Saved entries:
((

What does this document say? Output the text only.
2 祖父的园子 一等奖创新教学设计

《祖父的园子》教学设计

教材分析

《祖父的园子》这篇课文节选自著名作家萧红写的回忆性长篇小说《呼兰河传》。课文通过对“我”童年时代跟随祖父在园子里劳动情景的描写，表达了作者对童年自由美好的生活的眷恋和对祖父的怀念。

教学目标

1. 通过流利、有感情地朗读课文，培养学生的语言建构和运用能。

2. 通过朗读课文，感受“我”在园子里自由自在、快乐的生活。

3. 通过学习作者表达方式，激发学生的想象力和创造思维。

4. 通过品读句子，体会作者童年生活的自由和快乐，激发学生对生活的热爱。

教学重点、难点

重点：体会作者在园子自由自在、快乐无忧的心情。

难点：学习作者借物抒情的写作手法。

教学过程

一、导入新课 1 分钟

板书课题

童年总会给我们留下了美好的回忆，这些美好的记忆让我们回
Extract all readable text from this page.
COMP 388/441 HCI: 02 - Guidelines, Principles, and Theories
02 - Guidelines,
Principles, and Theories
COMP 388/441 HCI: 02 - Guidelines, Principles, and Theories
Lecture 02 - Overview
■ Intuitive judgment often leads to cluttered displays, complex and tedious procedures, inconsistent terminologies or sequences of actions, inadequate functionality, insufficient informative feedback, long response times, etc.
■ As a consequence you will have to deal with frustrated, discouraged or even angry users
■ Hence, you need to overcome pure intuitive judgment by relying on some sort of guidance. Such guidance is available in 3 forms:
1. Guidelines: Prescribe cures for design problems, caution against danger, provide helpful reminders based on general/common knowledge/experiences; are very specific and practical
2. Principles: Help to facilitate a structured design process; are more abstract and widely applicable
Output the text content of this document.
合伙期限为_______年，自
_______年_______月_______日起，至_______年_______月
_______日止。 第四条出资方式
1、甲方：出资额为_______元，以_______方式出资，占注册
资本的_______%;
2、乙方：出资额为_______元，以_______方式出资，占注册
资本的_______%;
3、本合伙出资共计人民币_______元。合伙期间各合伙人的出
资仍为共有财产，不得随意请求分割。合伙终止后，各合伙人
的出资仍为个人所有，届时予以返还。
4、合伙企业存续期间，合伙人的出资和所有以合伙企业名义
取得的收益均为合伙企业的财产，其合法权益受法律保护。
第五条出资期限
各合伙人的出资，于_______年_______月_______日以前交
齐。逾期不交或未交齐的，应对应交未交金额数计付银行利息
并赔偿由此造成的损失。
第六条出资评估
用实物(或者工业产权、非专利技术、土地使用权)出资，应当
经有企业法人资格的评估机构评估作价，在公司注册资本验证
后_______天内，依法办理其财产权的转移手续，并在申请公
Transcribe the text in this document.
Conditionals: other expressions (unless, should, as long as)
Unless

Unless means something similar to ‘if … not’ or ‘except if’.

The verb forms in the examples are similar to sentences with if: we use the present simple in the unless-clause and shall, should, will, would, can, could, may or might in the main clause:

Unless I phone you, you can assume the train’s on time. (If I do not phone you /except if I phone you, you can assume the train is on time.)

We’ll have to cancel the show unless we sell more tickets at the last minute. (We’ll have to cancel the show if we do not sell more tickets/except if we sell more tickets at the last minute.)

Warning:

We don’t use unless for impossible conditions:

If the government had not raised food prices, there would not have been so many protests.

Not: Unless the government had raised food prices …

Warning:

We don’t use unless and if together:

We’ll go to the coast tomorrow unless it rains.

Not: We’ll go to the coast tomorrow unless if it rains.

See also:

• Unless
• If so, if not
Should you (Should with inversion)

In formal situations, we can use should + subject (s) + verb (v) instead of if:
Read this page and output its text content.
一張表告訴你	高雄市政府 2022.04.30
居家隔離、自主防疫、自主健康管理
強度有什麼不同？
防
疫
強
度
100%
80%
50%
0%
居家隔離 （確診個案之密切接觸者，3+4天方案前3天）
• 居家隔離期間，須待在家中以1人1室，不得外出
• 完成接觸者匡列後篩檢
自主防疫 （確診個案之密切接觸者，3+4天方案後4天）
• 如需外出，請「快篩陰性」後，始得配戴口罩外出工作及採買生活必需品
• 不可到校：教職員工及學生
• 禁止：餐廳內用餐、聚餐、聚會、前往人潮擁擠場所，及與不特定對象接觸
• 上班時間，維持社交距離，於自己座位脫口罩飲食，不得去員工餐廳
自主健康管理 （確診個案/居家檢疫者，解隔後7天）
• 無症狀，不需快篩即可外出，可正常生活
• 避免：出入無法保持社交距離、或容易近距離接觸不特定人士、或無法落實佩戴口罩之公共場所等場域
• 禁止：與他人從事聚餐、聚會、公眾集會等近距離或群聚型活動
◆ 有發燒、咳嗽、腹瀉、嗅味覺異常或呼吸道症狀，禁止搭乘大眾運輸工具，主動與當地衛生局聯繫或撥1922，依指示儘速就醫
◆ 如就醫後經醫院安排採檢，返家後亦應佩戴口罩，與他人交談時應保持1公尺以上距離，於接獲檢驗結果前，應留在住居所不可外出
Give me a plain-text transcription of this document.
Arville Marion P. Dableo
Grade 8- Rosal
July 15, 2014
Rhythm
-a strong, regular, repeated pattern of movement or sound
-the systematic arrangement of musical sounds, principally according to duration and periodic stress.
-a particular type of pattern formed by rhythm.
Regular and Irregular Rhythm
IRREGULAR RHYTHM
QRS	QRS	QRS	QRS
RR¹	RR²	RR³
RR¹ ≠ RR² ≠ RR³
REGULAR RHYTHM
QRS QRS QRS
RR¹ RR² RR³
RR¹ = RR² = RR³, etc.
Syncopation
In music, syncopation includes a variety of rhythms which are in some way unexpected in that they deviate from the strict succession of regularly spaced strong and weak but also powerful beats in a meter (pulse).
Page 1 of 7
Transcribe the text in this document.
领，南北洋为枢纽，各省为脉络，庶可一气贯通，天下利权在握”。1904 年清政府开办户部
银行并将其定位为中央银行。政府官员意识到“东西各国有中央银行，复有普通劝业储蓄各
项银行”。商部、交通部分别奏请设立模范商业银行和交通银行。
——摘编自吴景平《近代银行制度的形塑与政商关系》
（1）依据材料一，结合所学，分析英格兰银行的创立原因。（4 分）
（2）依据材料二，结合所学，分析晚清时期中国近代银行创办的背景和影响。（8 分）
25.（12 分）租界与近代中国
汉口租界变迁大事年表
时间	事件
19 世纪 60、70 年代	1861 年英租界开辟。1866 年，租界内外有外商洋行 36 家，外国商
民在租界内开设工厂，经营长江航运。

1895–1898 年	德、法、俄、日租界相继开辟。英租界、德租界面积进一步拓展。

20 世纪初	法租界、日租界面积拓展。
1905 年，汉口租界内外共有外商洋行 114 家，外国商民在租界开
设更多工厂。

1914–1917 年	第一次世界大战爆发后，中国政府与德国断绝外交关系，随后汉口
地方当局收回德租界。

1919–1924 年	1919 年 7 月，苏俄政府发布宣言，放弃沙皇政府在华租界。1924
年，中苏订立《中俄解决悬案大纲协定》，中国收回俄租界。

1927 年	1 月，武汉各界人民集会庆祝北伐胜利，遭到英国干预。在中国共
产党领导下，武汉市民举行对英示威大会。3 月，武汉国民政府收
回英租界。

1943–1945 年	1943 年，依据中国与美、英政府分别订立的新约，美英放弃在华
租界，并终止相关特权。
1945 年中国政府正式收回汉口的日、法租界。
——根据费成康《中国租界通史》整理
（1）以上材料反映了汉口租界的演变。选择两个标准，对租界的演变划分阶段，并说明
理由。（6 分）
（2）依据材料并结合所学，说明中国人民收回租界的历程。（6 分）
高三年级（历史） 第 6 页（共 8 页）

))

Task to carry out:
Restate the whole listing exactly.

Response below:
What does this document say? Output the text only.
2 祖父的园子 一等奖创新教学设计

《祖父的园子》教学设计

教材分析

《祖父的园子》这篇课文节选自著名作家萧红写的回忆性长篇小说《呼兰河传》。课文通过对“我”童年时代跟随祖父在园子里劳动情景的描写，表达了作者对童年自由美好的生活的眷恋和对祖父的怀念。

教学目标

1. 通过流利、有感情地朗读课文，培养学生的语言建构和运用能。

2. 通过朗读课文，感受“我”在园子里自由自在、快乐的生活。

3. 通过学习作者表达方式，激发学生的想象力和创造思维。

4. 通过品读句子，体会作者童年生活的自由和快乐，激发学生对生活的热爱。

教学重点、难点

重点：体会作者在园子自由自在、快乐无忧的心情。

难点：学习作者借物抒情的写作手法。

教学过程

一、导入新课 1 分钟

板书课题

童年总会给我们留下了美好的回忆，这些美好的记忆让我们回
Extract all readable text from this page.
COMP 388/441 HCI: 02 - Guidelines, Principles, and Theories
02 - Guidelines,
Principles, and Theories
COMP 388/441 HCI: 02 - Guidelines, Principles, and Theories
Lecture 02 - Overview
■ Intuitive judgment often leads to cluttered displays, complex and tedious procedures, inconsistent terminologies or sequences of actions, inadequate functionality, insufficient informative feedback, long response times, etc.
■ As a consequence you will have to deal with frustrated, discouraged or even angry users
■ Hence, you need to overcome pure intuitive judgment by relying on some sort of guidance. Such guidance is available in 3 forms:
1. Guidelines: Prescribe cures for design problems, caution against danger, provide helpful reminders based on general/common knowledge/experiences; are very specific and practical
2. Principles: Help to facilitate a structured design process; are more abstract and widely applicable
Output the text content of this document.
合伙期限为_______年，自
_______年_______月_______日起，至_______年_______月
_______日止。 第四条出资方式
1、甲方：出资额为_______元，以_______方式出资，占注册
资本的_______%;
2、乙方：出资额为_______元，以_______方式出资，占注册
资本的_______%;
3、本合伙出资共计人民币_______元。合伙期间各合伙人的出
资仍为共有财产，不得随意请求分割。合伙终止后，各合伙人
的出资仍为个人所有，届时予以返还。
4、合伙企业存续期间，合伙人的出资和所有以合伙企业名义
取得的收益均为合伙企业的财产，其合法权益受法律保护。
第五条出资期限
各合伙人的出资，于_______年_______月_______日以前交
齐。逾期不交或未交齐的，应对应交未交金额数计付银行利息
并赔偿由此造成的损失。
第六条出资评估
用实物(或者工业产权、非专利技术、土地使用权)出资，应当
经有企业法人资格的评估机构评估作价，在公司注册资本验证
后_______天内，依法办理其财产权的转移手续，并在申请公
Transcribe the text in this document.
Conditionals: other expressions (unless, should, as long as)
Unless

Unless means something similar to ‘if … not’ or ‘except if’.

The verb forms in the examples are similar to sentences with if: we use the present simple in the unless-clause and shall, should, will, would, can, could, may or might in the main clause:

Unless I phone you, you can assume the train’s on time. (If I do not phone you /except if I phone you, you can assume the train is on time.)

We’ll have to cancel the show unless we sell more tickets at the last minute. (We’ll have to cancel the show if we do not sell more tickets/except if we sell more tickets at the last minute.)

Warning:

We don’t use unless for impossible conditions:

If the government had not raised food prices, there would not have been so many protests.

Not: Unless the government had raised food prices …

Warning:

We don’t use unless and if together:

We’ll go to the coast tomorrow unless it rains.

Not: We’ll go to the coast tomorrow unless if it rains.

See also:

• Unless
• If so, if not
Should you (Should with inversion)

In formal situations, we can use should + subject (s) + verb (v) instead of if:
Read this page and output its text content.
一張表告訴你	高雄市政府 2022.04.30
居家隔離、自主防疫、自主健康管理
強度有什麼不同？
防
疫
強
度
100%
80%
50%
0%
居家隔離 （確診個案之密切接觸者，3+4天方案前3天）
• 居家隔離期間，須待在家中以1人1室，不得外出
• 完成接觸者匡列後篩檢
自主防疫 （確診個案之密切接觸者，3+4天方案後4天）
• 如需外出，請「快篩陰性」後，始得配戴口罩外出工作及採買生活必需品
• 不可到校：教職員工及學生
• 禁止：餐廳內用餐、聚餐、聚會、前往人潮擁擠場所，及與不特定對象接觸
• 上班時間，維持社交距離，於自己座位脫口罩飲食，不得去員工餐廳
自主健康管理 （確診個案/居家檢疫者，解隔後7天）
• 無症狀，不需快篩即可外出，可正常生活
• 避免：出入無法保持社交距離、或容易近距離接觸不特定人士、或無法落實佩戴口罩之公共場所等場域
• 禁止：與他人從事聚餐、聚會、公眾集會等近距離或群聚型活動
◆ 有發燒、咳嗽、腹瀉、嗅味覺異常或呼吸道症狀，禁止搭乘大眾運輸工具，主動與當地衛生局聯繫或撥1922，依指示儘速就醫
◆ 如就醫後經醫院安排採檢，返家後亦應佩戴口罩，與他人交談時應保持1公尺以上距離，於接獲檢驗結果前，應留在住居所不可外出
Give me a plain-text transcription of this document.
Arville Marion P. Dableo
Grade 8- Rosal
July 15, 2014
Rhythm
-a strong, regular, repeated pattern of movement or sound
-the systematic arrangement of musical sounds, principally according to duration and periodic stress.
-a particular type of pattern formed by rhythm.
Regular and Irregular Rhythm
IRREGULAR RHYTHM
QRS	QRS	QRS	QRS
RR¹	RR²	RR³
RR¹ ≠ RR² ≠ RR³
REGULAR RHYTHM
QRS QRS QRS
RR¹ RR² RR³
RR¹ = RR² = RR³, etc.
Syncopation
In music, syncopation includes a variety of rhythms which are in some way unexpected in that they deviate from the strict succession of regularly spaced strong and weak but also powerful beats in a meter (pulse).
Page 1 of 7
Transcribe the text in this document.
领，南北洋为枢纽，各省为脉络，庶可一气贯通，天下利权在握”。1904 年清政府开办户部
银行并将其定位为中央银行。政府官员意识到“东西各国有中央银行，复有普通劝业储蓄各
项银行”。商部、交通部分别奏请设立模范商业银行和交通银行。
——摘编自吴景平《近代银行制度的形塑与政商关系》
（1）依据材料一，结合所学，分析英格兰银行的创立原因。（4 分）
（2）依据材料二，结合所学，分析晚清时期中国近代银行创办的背景和影响。（8 分）
25.（12 分）租界与近代中国
汉口租界变迁大事年表
时间	事件
19 世纪 60、70 年代	1861 年英租界开辟。1866 年，租界内外有外商洋行 36 家，外国商
民在租界内开设工厂，经营长江航运。

1895–1898 年	德、法、俄、日租界相继开辟。英租界、德租界面积进一步拓展。

20 世纪初	法租界、日租界面积拓展。
1905 年，汉口租界内外共有外商洋行 114 家，外国商民在租界开
设更多工厂。

1914–1917 年	第一次世界大战爆发后，中国政府与德国断绝外交关系，随后汉口
地方当局收回德租界。

1919–1924 年	1919 年 7 月，苏俄政府发布宣言，放弃沙皇政府在华租界。1924
年，中苏订立《中俄解决悬案大纲协定》，中国收回俄租界。

1927 年	1 月，武汉各界人民集会庆祝北伐胜利，遭到英国干预。在中国共
产党领导下，武汉市民举行对英示威大会。3 月，武汉国民政府收
回英租界。

1943–1945 年	1943 年，依据中国与美、英政府分别订立的新约，美英放弃在华
租界，并终止相关特权。
1945 年中国政府正式收回汉口的日、法租界。
——根据费成康《中国租界通史》整理
（1）以上材料反映了汉口租界的演变。选择两个标准，对租界的演变划分阶段，并说明
理由。（6 分）
（2）依据材料并结合所学，说明中国人民收回租界的历程。（6 分）
高三年级（历史） 第 6 页（共 8 页）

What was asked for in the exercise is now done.